Write out the data below in full, unchanged, minus the images.

* * * *

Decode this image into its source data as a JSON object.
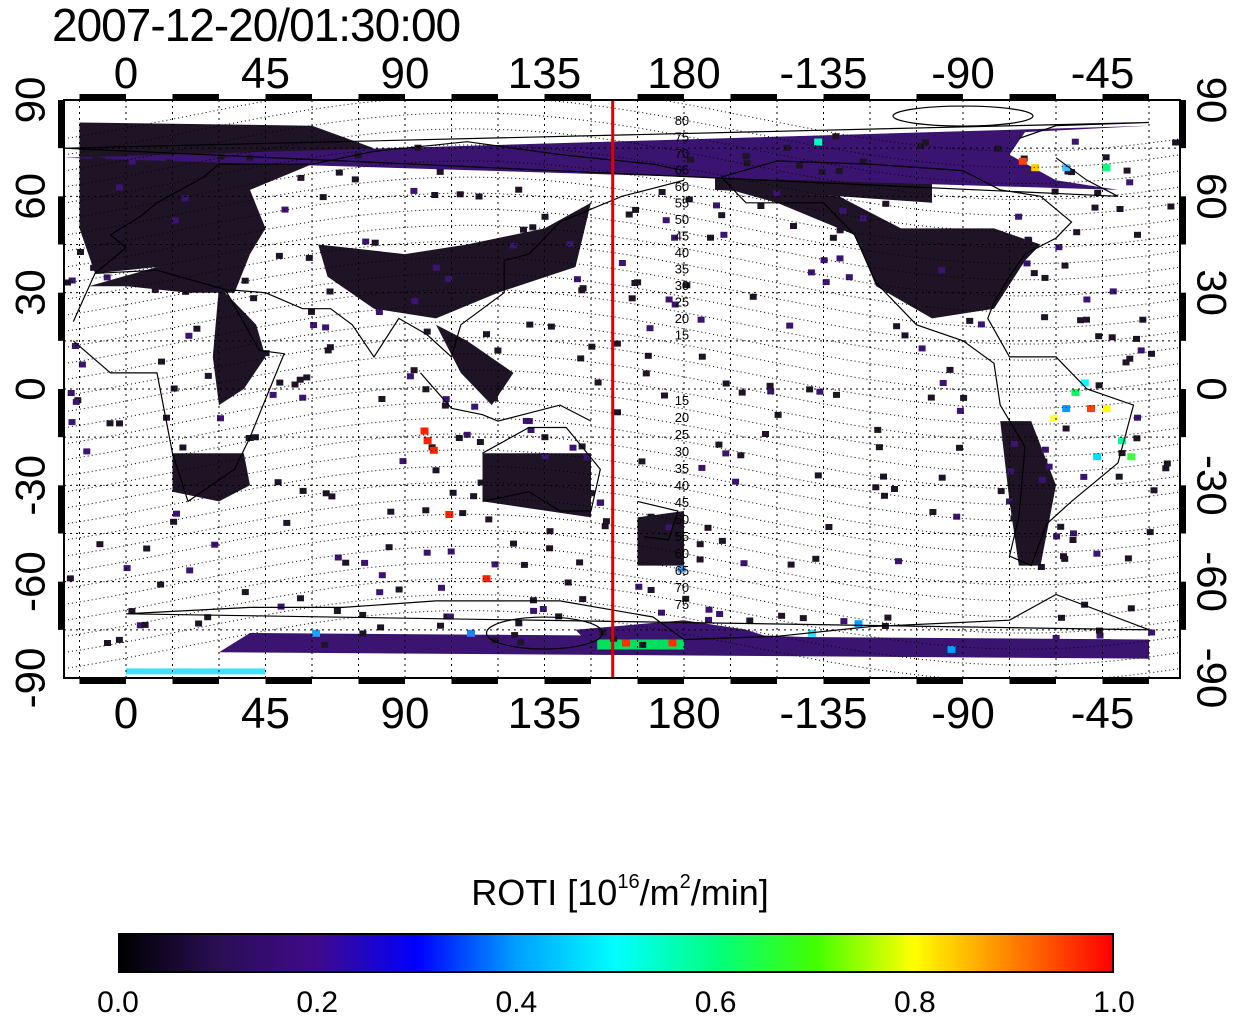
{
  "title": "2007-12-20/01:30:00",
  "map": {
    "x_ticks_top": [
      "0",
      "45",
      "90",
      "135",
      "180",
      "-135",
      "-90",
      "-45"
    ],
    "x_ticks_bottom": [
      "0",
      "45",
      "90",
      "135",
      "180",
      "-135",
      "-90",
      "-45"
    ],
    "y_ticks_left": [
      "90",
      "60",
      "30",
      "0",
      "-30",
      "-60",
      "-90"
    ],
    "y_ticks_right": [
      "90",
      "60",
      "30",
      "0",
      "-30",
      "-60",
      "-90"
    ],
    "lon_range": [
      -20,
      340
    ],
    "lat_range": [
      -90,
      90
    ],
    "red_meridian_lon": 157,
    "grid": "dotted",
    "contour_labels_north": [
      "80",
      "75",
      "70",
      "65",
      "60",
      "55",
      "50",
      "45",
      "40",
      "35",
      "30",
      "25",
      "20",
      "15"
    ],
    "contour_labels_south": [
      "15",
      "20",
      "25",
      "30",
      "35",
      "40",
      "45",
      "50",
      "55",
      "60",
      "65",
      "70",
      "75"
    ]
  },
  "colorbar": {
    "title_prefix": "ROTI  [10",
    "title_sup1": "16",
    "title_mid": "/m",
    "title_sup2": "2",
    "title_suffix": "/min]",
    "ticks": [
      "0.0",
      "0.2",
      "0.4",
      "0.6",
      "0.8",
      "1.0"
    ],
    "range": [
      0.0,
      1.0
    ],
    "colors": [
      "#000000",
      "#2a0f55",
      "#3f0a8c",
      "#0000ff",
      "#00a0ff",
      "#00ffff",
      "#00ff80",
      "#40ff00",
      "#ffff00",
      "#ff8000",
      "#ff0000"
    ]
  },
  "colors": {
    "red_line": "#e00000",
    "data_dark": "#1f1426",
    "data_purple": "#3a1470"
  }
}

* * * *

» **Completed exercise**:
Decode this image into its source data as a JSON object.
{
  "title": "2007-12-20/01:30:00",
  "map": {
    "x_ticks_top": [
      "0",
      "45",
      "90",
      "135",
      "180",
      "-135",
      "-90",
      "-45"
    ],
    "x_ticks_bottom": [
      "0",
      "45",
      "90",
      "135",
      "180",
      "-135",
      "-90",
      "-45"
    ],
    "y_ticks_left": [
      "90",
      "60",
      "30",
      "0",
      "-30",
      "-60",
      "-90"
    ],
    "y_ticks_right": [
      "90",
      "60",
      "30",
      "0",
      "-30",
      "-60",
      "-90"
    ],
    "lon_range": [
      -20,
      340
    ],
    "lat_range": [
      -90,
      90
    ],
    "red_meridian_lon": 157,
    "grid": "dotted",
    "contour_labels_north": [
      "80",
      "75",
      "70",
      "65",
      "60",
      "55",
      "50",
      "45",
      "40",
      "35",
      "30",
      "25",
      "20",
      "15"
    ],
    "contour_labels_south": [
      "15",
      "20",
      "25",
      "30",
      "35",
      "40",
      "45",
      "50",
      "55",
      "60",
      "65",
      "70",
      "75"
    ]
  },
  "colorbar": {
    "title_prefix": "ROTI  [10",
    "title_sup1": "16",
    "title_mid": "/m",
    "title_sup2": "2",
    "title_suffix": "/min]",
    "ticks": [
      "0.0",
      "0.2",
      "0.4",
      "0.6",
      "0.8",
      "1.0"
    ],
    "range": [
      0.0,
      1.0
    ],
    "colors": [
      "#000000",
      "#2a0f55",
      "#3f0a8c",
      "#0000ff",
      "#00a0ff",
      "#00ffff",
      "#00ff80",
      "#40ff00",
      "#ffff00",
      "#ff8000",
      "#ff0000"
    ]
  },
  "colors": {
    "red_line": "#e00000",
    "data_dark": "#1f1426",
    "data_purple": "#3a1470"
  }
}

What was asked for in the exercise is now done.